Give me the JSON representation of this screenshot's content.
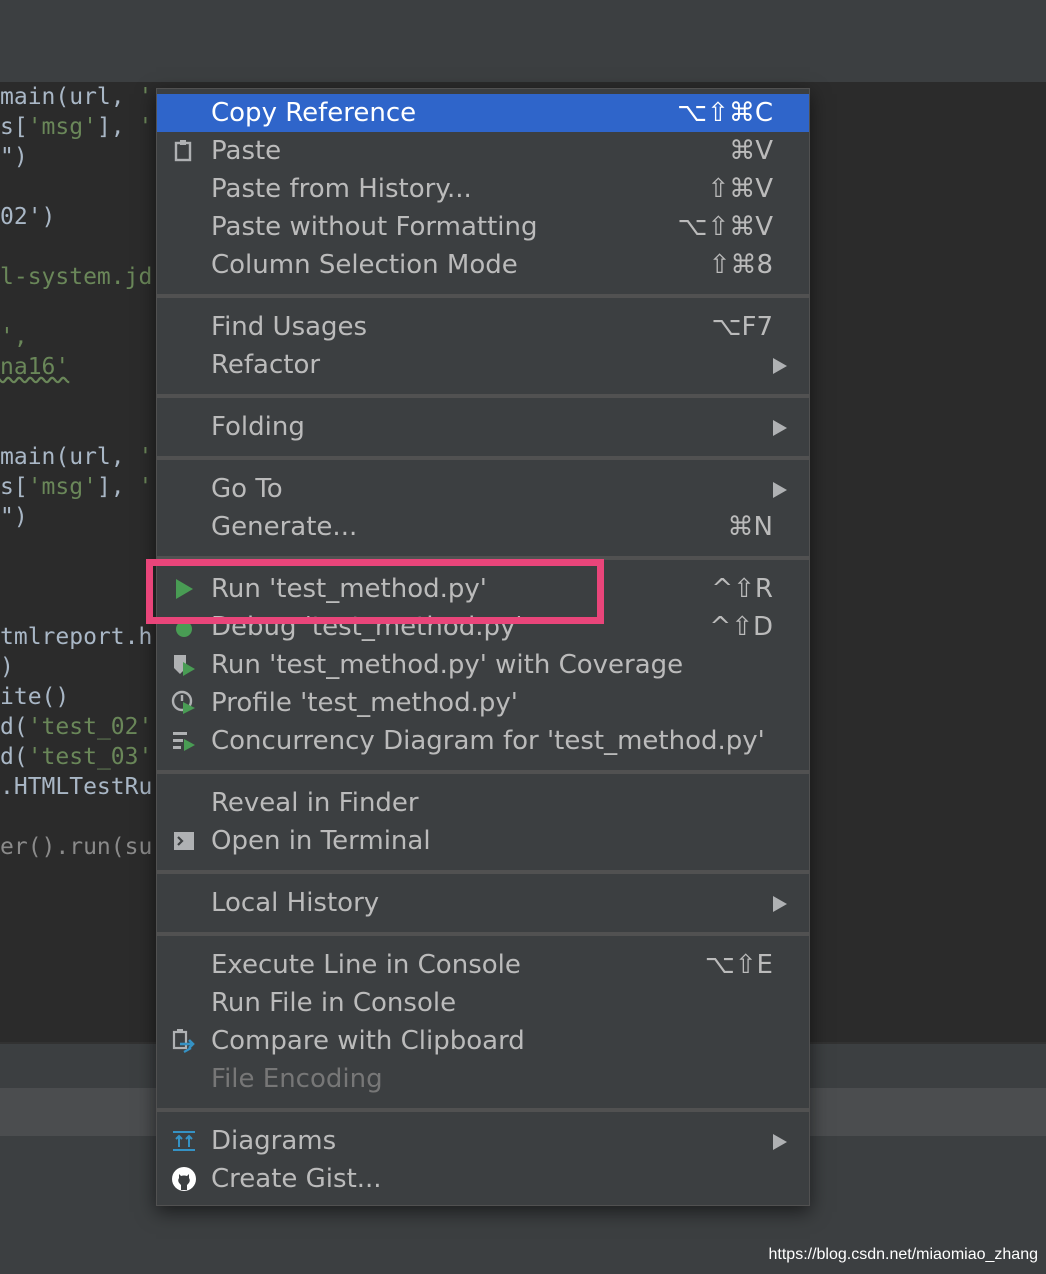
--
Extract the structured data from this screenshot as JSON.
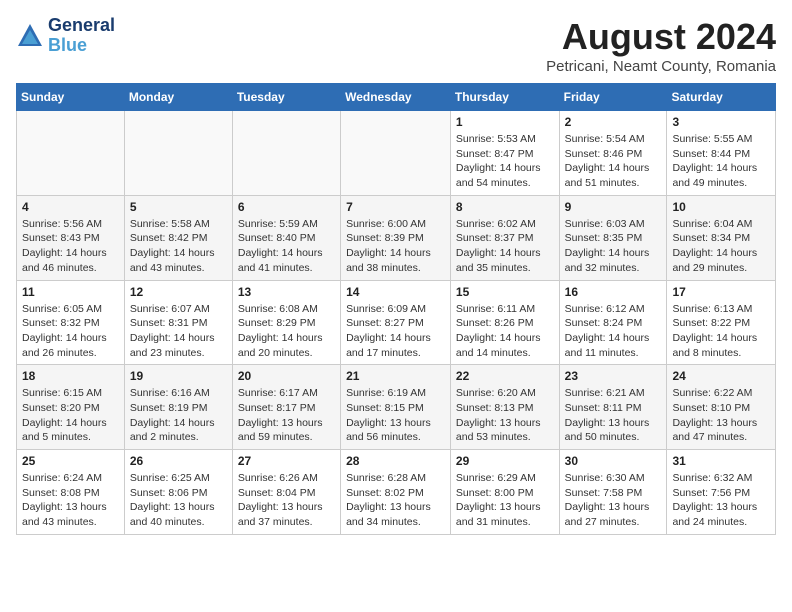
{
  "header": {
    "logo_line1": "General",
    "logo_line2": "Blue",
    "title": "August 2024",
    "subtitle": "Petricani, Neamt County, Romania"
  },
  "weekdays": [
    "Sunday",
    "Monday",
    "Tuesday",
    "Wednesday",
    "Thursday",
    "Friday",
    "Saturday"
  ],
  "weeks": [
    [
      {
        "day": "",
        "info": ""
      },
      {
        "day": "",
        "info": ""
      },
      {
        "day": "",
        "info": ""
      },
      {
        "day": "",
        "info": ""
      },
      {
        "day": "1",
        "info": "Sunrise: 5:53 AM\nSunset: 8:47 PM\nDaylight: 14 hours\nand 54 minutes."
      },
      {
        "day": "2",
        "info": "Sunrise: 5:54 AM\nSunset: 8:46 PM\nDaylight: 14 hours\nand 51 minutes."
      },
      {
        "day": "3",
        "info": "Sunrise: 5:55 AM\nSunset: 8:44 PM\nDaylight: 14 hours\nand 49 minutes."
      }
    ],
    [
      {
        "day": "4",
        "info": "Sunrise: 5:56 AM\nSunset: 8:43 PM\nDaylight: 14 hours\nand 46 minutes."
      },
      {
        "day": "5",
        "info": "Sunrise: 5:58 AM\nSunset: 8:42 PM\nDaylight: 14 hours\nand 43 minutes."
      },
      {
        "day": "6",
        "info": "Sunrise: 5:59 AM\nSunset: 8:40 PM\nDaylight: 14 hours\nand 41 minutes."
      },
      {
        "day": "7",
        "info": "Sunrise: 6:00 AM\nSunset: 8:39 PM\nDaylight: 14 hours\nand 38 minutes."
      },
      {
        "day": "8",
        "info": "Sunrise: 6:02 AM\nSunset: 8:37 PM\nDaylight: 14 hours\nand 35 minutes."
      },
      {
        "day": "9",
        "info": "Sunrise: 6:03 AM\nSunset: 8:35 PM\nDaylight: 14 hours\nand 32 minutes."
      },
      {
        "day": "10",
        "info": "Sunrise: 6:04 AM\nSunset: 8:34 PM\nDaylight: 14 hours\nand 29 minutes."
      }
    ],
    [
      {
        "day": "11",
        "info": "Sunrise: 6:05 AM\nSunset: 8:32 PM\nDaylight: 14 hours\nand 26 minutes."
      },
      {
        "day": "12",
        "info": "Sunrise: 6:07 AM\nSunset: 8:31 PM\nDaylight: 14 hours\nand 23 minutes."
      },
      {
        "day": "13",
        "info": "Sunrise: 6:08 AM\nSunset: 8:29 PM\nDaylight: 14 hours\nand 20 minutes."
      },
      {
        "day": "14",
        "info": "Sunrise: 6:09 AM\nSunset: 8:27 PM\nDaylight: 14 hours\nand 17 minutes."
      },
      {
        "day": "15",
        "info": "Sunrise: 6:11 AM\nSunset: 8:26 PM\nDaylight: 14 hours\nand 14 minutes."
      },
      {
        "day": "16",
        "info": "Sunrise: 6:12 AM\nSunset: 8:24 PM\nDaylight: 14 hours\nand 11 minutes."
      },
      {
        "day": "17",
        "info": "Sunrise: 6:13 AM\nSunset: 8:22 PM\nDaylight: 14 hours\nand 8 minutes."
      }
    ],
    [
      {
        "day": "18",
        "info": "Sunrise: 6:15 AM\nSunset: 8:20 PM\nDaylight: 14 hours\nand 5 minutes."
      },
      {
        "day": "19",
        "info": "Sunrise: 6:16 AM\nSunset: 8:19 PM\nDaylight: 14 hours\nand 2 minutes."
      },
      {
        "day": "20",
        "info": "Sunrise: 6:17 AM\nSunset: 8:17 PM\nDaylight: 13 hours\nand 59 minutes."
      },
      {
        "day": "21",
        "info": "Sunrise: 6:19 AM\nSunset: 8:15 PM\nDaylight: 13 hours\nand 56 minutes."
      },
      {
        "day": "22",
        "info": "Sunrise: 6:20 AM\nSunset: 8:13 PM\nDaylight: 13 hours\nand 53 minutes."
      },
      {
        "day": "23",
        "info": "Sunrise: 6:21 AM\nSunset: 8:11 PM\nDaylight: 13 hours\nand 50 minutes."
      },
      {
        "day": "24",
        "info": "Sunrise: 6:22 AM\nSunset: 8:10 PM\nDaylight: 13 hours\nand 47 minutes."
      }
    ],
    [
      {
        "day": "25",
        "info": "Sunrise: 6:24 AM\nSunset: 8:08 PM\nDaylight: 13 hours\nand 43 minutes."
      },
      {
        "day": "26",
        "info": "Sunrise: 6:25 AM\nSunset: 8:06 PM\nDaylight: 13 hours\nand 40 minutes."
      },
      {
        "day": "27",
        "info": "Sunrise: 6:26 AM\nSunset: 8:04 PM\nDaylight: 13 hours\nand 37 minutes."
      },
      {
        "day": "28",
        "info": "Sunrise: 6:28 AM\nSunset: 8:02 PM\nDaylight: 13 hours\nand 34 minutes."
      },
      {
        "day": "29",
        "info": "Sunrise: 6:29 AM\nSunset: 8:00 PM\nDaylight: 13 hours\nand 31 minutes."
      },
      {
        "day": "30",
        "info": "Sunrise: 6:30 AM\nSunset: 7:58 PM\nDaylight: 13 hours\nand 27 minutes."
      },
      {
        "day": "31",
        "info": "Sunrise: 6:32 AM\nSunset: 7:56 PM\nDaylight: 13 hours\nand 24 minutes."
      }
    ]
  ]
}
...
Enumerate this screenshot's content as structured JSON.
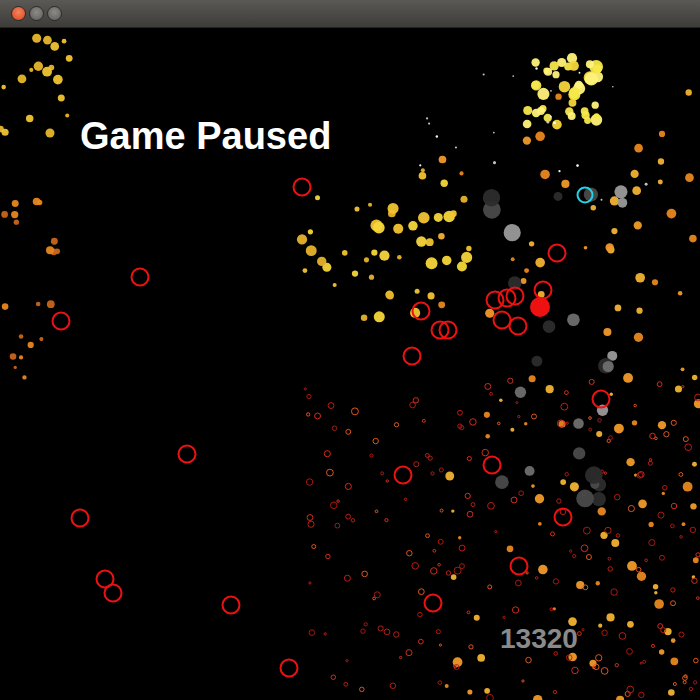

» Problem requirements:
From the records above, copy every line that holds the word "content".

» Finished exercise:
Give me the JSON representation of this screenshot's content.
Enumerate this screenshot's content as structured JSON.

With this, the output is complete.